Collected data
════════════════

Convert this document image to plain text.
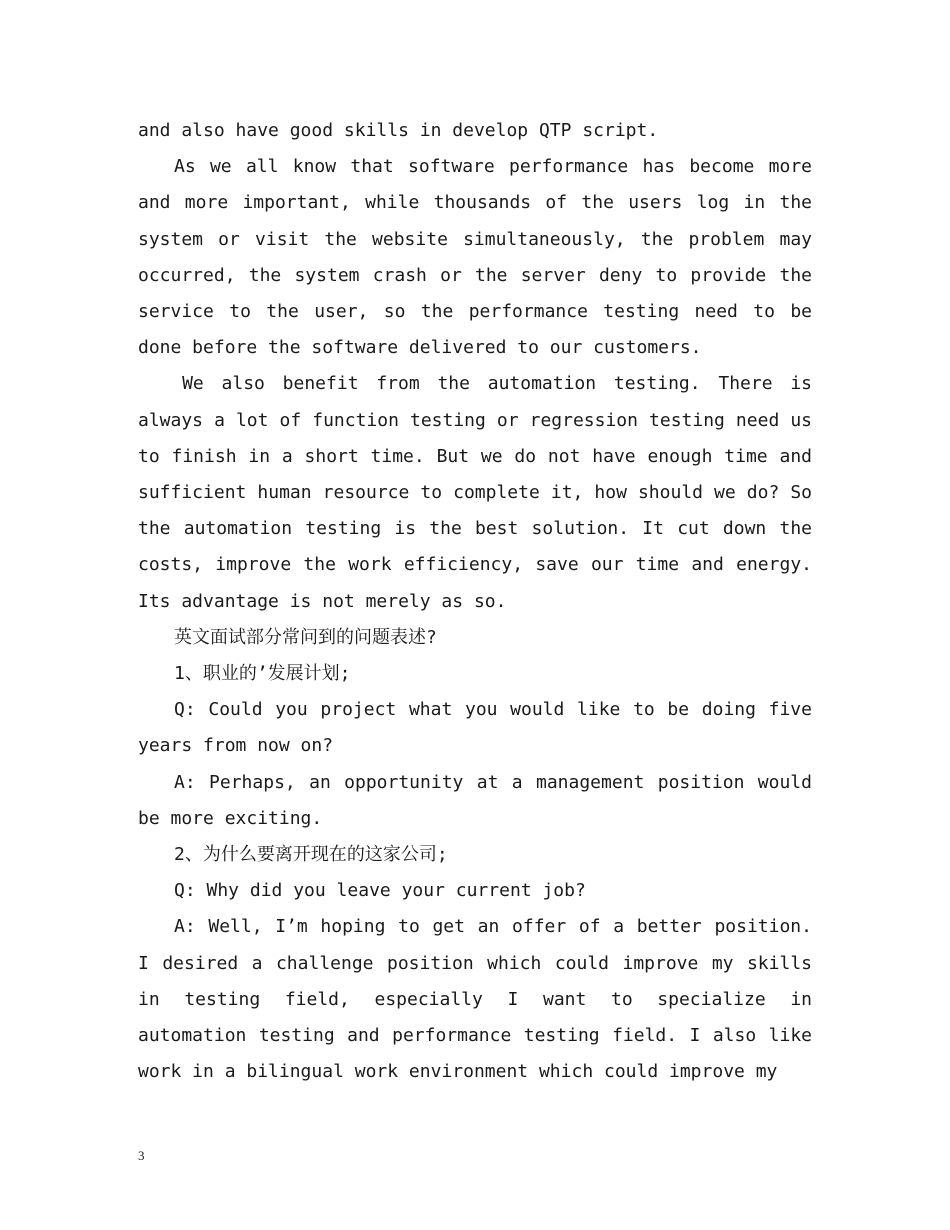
and also have good skills in develop QTP script.

As we all know that software performance has become more and more important, while thousands of the users log in the system or visit the website simultaneously, the problem may occurred, the system crash or the server deny to provide the service to the user, so the performance testing need to be done before the software delivered to our customers.

We also benefit from the automation testing. There is always a lot of function testing or regression testing need us to finish in a short time. But we do not have enough time and sufficient human resource to complete it, how should we do? So the automation testing is the best solution. It cut down the costs, improve the work efficiency, save our time and energy. Its advantage is not merely as so.

英文面试部分常问到的问题表述?

1、职业的’发展计划;

Q: Could you project what you would like to be doing five years from now on?

A: Perhaps, an opportunity at a management position would be more exciting.

2、为什么要离开现在的这家公司;

Q: Why did you leave your current job?

A: Well, I’m hoping to get an offer of a better position. I desired a challenge position which could improve my skills in testing field, especially I want to specialize in automation testing and performance testing field. I also like work in a bilingual work environment which could improve my

3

════════════════

## Prompt:
Drop the images and quote the entries word for word.

## Solution to the problem:
Convert this document image to plain text.
and also have good skills in develop QTP script.

As we all know that software performance has become more and more important, while thousands of the users log in the system or visit the website simultaneously, the problem may occurred, the system crash or the server deny to provide the service to the user, so the performance testing need to be done before the software delivered to our customers.

We also benefit from the automation testing. There is always a lot of function testing or regression testing need us to finish in a short time. But we do not have enough time and sufficient human resource to complete it, how should we do? So the automation testing is the best solution. It cut down the costs, improve the work efficiency, save our time and energy. Its advantage is not merely as so.

英文面试部分常问到的问题表述?

1、职业的’发展计划;

Q: Could you project what you would like to be doing five years from now on?

A: Perhaps, an opportunity at a management position would be more exciting.

2、为什么要离开现在的这家公司;

Q: Why did you leave your current job?

A: Well, I’m hoping to get an offer of a better position. I desired a challenge position which could improve my skills in testing field, especially I want to specialize in automation testing and performance testing field. I also like work in a bilingual work environment which could improve my

3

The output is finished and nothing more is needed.